[START]
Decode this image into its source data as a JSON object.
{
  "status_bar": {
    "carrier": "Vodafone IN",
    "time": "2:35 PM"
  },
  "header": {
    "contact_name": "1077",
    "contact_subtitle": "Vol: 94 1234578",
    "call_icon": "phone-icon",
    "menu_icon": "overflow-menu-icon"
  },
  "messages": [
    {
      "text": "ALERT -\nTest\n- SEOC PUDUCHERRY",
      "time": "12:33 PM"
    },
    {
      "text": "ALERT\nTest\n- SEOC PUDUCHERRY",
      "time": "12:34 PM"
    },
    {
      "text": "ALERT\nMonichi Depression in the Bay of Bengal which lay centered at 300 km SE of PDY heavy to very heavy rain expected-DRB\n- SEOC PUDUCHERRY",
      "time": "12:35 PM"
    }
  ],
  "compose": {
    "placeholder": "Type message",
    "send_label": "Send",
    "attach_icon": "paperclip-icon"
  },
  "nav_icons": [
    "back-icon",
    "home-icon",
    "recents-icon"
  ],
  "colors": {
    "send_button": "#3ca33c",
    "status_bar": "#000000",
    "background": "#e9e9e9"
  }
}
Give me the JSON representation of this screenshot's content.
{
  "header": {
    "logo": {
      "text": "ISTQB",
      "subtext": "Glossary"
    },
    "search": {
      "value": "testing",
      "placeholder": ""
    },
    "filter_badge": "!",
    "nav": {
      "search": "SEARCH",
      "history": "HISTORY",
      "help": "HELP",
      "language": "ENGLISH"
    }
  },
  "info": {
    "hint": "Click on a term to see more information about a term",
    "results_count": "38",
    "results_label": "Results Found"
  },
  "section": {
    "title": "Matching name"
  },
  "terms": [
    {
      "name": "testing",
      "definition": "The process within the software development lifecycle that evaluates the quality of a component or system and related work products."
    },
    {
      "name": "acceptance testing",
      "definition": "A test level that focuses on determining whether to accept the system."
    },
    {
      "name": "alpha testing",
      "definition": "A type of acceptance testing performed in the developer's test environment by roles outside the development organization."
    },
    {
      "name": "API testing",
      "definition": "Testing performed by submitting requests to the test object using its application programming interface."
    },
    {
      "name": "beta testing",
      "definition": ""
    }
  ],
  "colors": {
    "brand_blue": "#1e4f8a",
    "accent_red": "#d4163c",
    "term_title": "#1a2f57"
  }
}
[END]
→ **Exercise aim**:
Write out the material exactly as given.

→ **The reply**:
Decode this image into its source data as a JSON object.
{
  "status_bar": {
    "carrier": "Vodafone IN",
    "time": "2:35 PM"
  },
  "header": {
    "contact_name": "1077",
    "contact_subtitle": "Vol: 94 1234578",
    "call_icon": "phone-icon",
    "menu_icon": "overflow-menu-icon"
  },
  "messages": [
    {
      "text": "ALERT -\nTest\n- SEOC PUDUCHERRY",
      "time": "12:33 PM"
    },
    {
      "text": "ALERT\nTest\n- SEOC PUDUCHERRY",
      "time": "12:34 PM"
    },
    {
      "text": "ALERT\nMonichi Depression in the Bay of Bengal which lay centered at 300 km SE of PDY heavy to very heavy rain expected-DRB\n- SEOC PUDUCHERRY",
      "time": "12:35 PM"
    }
  ],
  "compose": {
    "placeholder": "Type message",
    "send_label": "Send",
    "attach_icon": "paperclip-icon"
  },
  "nav_icons": [
    "back-icon",
    "home-icon",
    "recents-icon"
  ],
  "colors": {
    "send_button": "#3ca33c",
    "status_bar": "#000000",
    "background": "#e9e9e9"
  }
}
Give me the JSON representation of this screenshot's content.
{
  "header": {
    "logo": {
      "text": "ISTQB",
      "subtext": "Glossary"
    },
    "search": {
      "value": "testing",
      "placeholder": ""
    },
    "filter_badge": "!",
    "nav": {
      "search": "SEARCH",
      "history": "HISTORY",
      "help": "HELP",
      "language": "ENGLISH"
    }
  },
  "info": {
    "hint": "Click on a term to see more information about a term",
    "results_count": "38",
    "results_label": "Results Found"
  },
  "section": {
    "title": "Matching name"
  },
  "terms": [
    {
      "name": "testing",
      "definition": "The process within the software development lifecycle that evaluates the quality of a component or system and related work products."
    },
    {
      "name": "acceptance testing",
      "definition": "A test level that focuses on determining whether to accept the system."
    },
    {
      "name": "alpha testing",
      "definition": "A type of acceptance testing performed in the developer's test environment by roles outside the development organization."
    },
    {
      "name": "API testing",
      "definition": "Testing performed by submitting requests to the test object using its application programming interface."
    },
    {
      "name": "beta testing",
      "definition": ""
    }
  ],
  "colors": {
    "brand_blue": "#1e4f8a",
    "accent_red": "#d4163c",
    "term_title": "#1a2f57"
  }
}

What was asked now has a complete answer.